WHAT THE TASK REQUIRES
Report every line from the material that contains the word "name".

Entries from a visual dataset
_____
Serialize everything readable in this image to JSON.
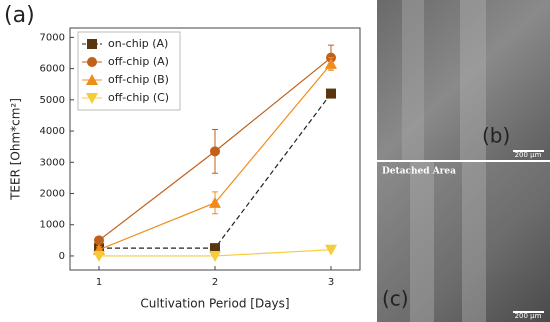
{
  "chart_data": {
    "type": "line",
    "panel_label": "(a)",
    "x_label": "Cultivation Period [Days]",
    "y_label": "TEER [Ohm*cm²]",
    "x": [
      1,
      2,
      3
    ],
    "xlim": [
      0.75,
      3.25
    ],
    "xticks": [
      1,
      2,
      3
    ],
    "ylim": [
      -450,
      7300
    ],
    "yticks": [
      0,
      1000,
      2000,
      3000,
      4000,
      5000,
      6000,
      7000
    ],
    "legend": "upper left",
    "series": [
      {
        "name": "on-chip (A)",
        "color": "#5a3610",
        "line_color": "#222222",
        "dashed": true,
        "marker": "square",
        "values": [
          250,
          250,
          5200
        ]
      },
      {
        "name": "off-chip (A)",
        "color": "#c0601a",
        "marker": "circle",
        "values": [
          500,
          3350,
          6350
        ],
        "errors": [
          80,
          700,
          400
        ]
      },
      {
        "name": "off-chip (B)",
        "color": "#f08c1c",
        "marker": "triangle-up",
        "values": [
          200,
          1700,
          6150
        ],
        "errors": [
          100,
          350,
          200
        ]
      },
      {
        "name": "off-chip (C)",
        "color": "#f5cc3a",
        "marker": "triangle-down",
        "values": [
          0,
          0,
          200
        ]
      }
    ]
  },
  "images": [
    {
      "label": "(b)",
      "scale_bar": "200 µm"
    },
    {
      "label": "(c)",
      "annotation": "Detached Area",
      "scale_bar": "200 µm"
    }
  ]
}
_____
ANSWER TO THIS TASK
        "name": "on-chip (A)",
        "name": "off-chip (A)",
        "name": "off-chip (B)",
        "name": "off-chip (C)",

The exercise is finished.